## Goal
Work out how many lines contain "label". Reply with the count alone.

## Records for the task
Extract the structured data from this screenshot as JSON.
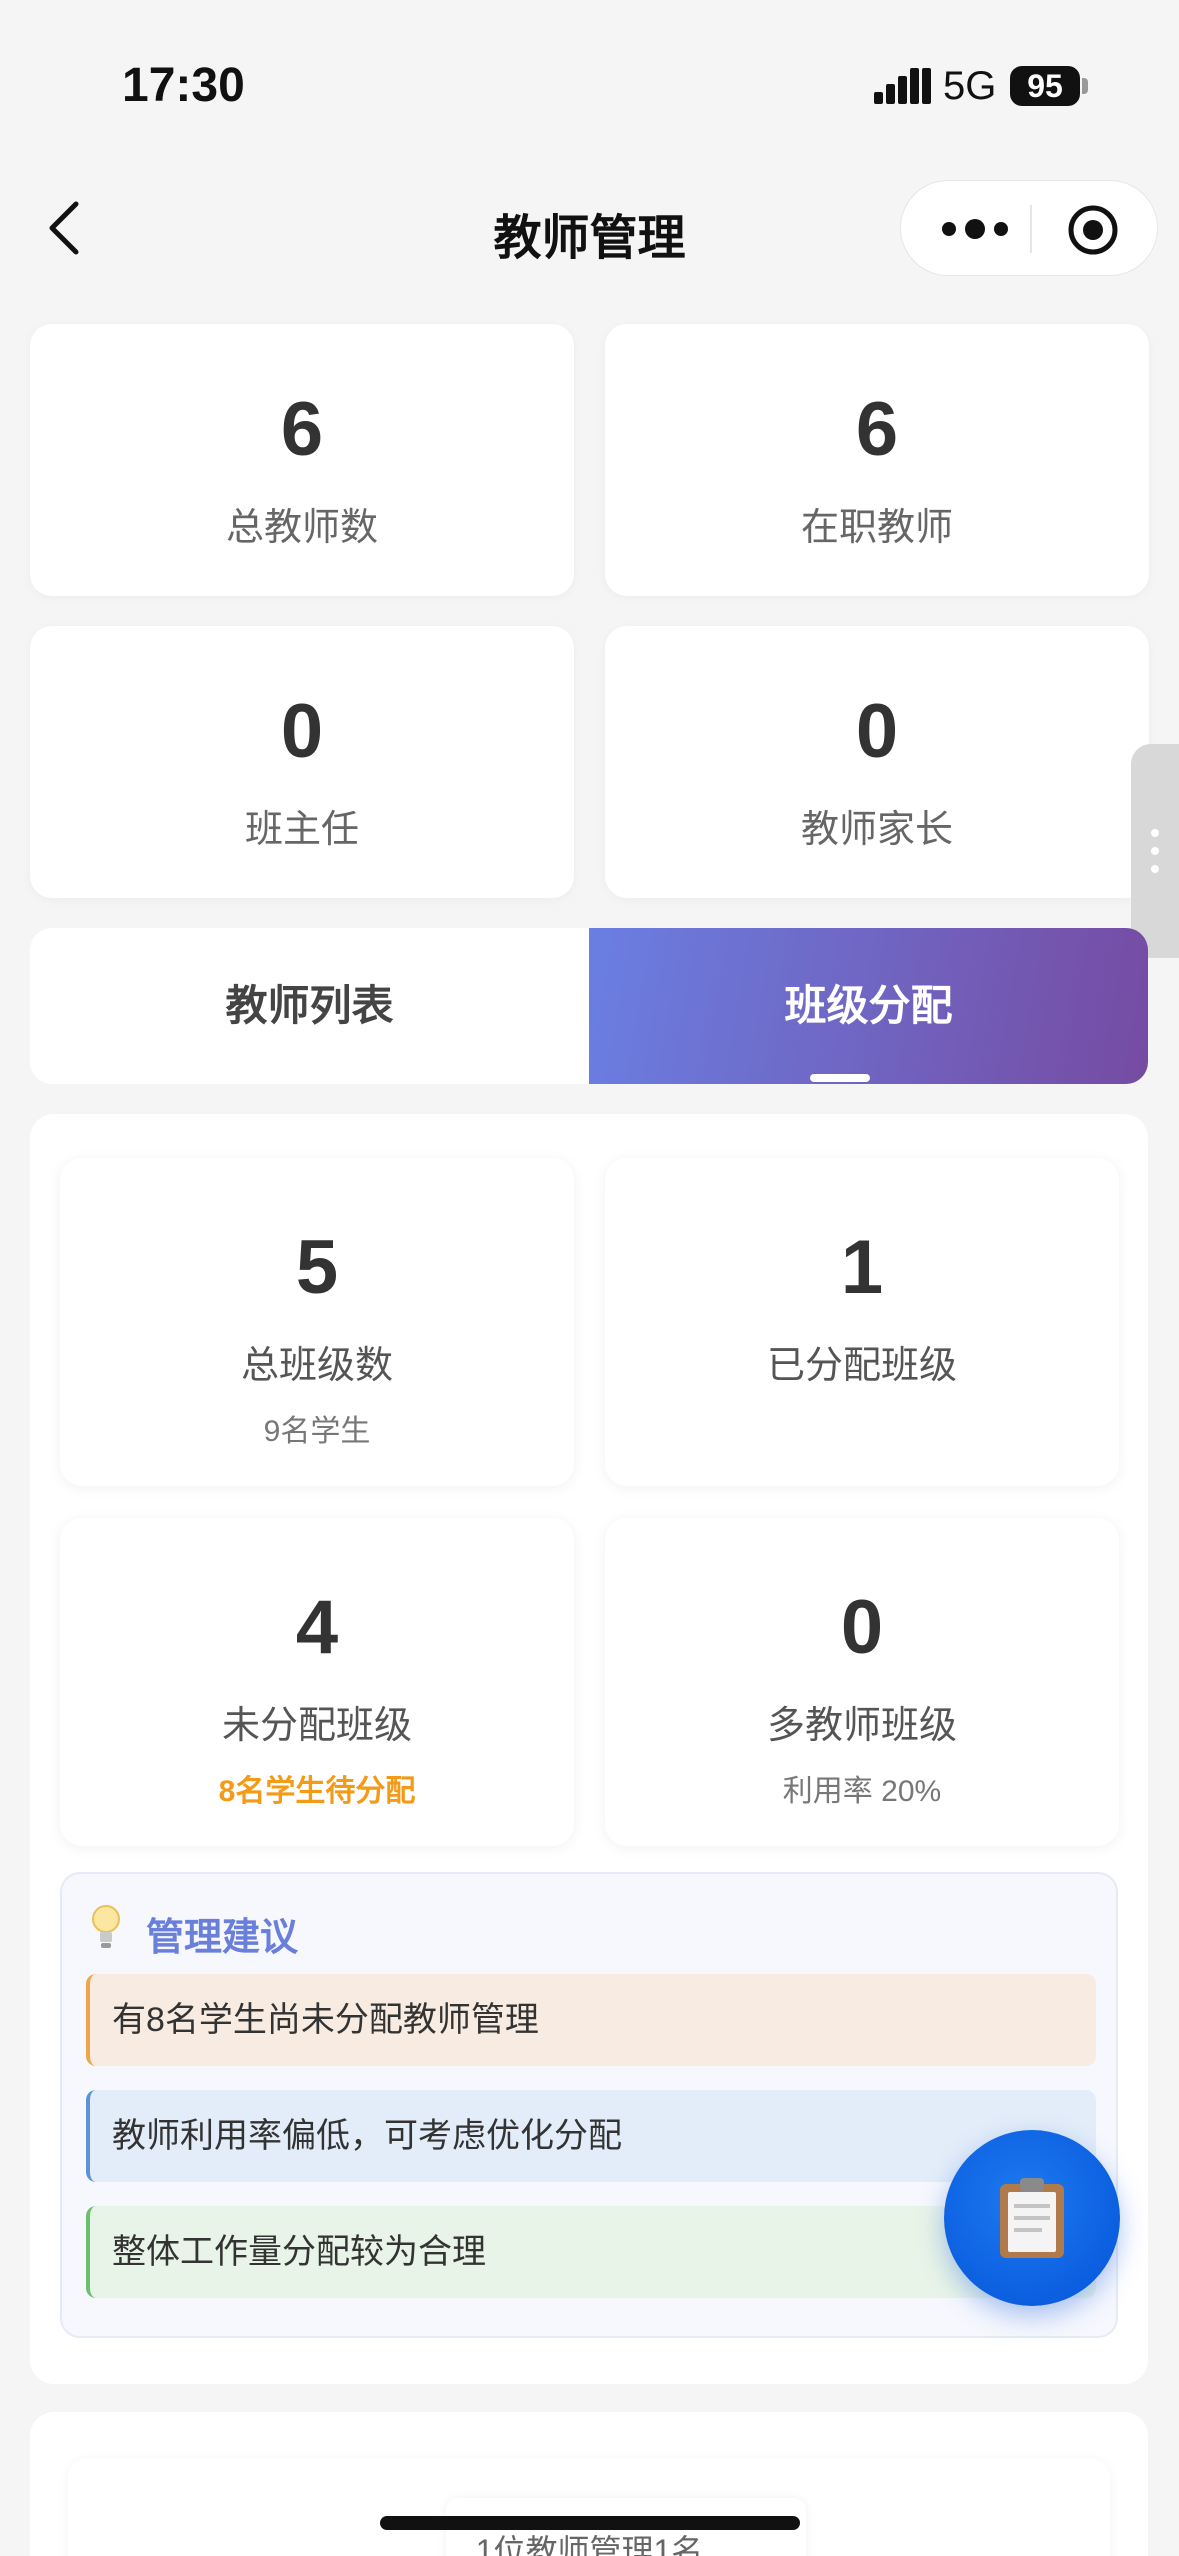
{
  "status_bar": {
    "time": "17:30",
    "network": "5G",
    "battery": "95"
  },
  "nav": {
    "title": "教师管理"
  },
  "stats": [
    {
      "value": "6",
      "label": "总教师数"
    },
    {
      "value": "6",
      "label": "在职教师"
    },
    {
      "value": "0",
      "label": "班主任"
    },
    {
      "value": "0",
      "label": "教师家长"
    }
  ],
  "tabs": {
    "list": "教师列表",
    "assign": "班级分配",
    "active": "班级分配"
  },
  "class_stats": [
    {
      "value": "5",
      "label": "总班级数",
      "sub": "9名学生"
    },
    {
      "value": "1",
      "label": "已分配班级",
      "sub": ""
    },
    {
      "value": "4",
      "label": "未分配班级",
      "sub": "8名学生待分配"
    },
    {
      "value": "0",
      "label": "多教师班级",
      "sub": "利用率 20%"
    }
  ],
  "advice": {
    "title": "管理建议",
    "tips": [
      "有8名学生尚未分配教师管理",
      "教师利用率偏低，可考虑优化分配",
      "整体工作量分配较为合理"
    ]
  },
  "bottom": {
    "text": "1位教师管理1名"
  },
  "colors": {
    "accent_start": "#6a7fe2",
    "accent_end": "#764ba2",
    "warn": "#f39a16",
    "fab": "#0b5fe0"
  },
  "icons": {
    "fab": "clipboard-icon",
    "advice": "lightbulb-icon"
  }
}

## Correct result
8